----- Recorded data -----

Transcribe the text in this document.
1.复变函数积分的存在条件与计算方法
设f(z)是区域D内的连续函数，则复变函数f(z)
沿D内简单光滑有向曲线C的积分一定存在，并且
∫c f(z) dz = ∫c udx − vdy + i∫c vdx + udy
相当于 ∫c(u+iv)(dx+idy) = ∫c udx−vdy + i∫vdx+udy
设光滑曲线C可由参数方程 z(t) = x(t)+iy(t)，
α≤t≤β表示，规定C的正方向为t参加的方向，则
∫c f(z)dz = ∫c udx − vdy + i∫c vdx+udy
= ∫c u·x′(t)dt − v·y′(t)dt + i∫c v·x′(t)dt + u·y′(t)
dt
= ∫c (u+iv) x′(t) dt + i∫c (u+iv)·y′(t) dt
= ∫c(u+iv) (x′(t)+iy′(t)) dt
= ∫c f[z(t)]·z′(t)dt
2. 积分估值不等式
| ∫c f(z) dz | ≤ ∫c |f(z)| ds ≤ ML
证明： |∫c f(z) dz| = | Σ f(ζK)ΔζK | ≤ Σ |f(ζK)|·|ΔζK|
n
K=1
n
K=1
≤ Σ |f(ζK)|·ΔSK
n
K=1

-----

- Task to carry out:
Please restate the whole listing word for word.

- Solution to the exercise:
Transcribe the text in this document.
1.复变函数积分的存在条件与计算方法
设f(z)是区域D内的连续函数，则复变函数f(z)
沿D内简单光滑有向曲线C的积分一定存在，并且
∫c f(z) dz = ∫c udx − vdy + i∫c vdx + udy
相当于 ∫c(u+iv)(dx+idy) = ∫c udx−vdy + i∫vdx+udy
设光滑曲线C可由参数方程 z(t) = x(t)+iy(t)，
α≤t≤β表示，规定C的正方向为t参加的方向，则
∫c f(z)dz = ∫c udx − vdy + i∫c vdx+udy
= ∫c u·x′(t)dt − v·y′(t)dt + i∫c v·x′(t)dt + u·y′(t)
dt
= ∫c (u+iv) x′(t) dt + i∫c (u+iv)·y′(t) dt
= ∫c(u+iv) (x′(t)+iy′(t)) dt
= ∫c f[z(t)]·z′(t)dt
2. 积分估值不等式
| ∫c f(z) dz | ≤ ∫c |f(z)| ds ≤ ML
证明： |∫c f(z) dz| = | Σ f(ζK)ΔζK | ≤ Σ |f(ζK)|·|ΔζK|
n
K=1
n
K=1
≤ Σ |f(ζK)|·ΔSK
n
K=1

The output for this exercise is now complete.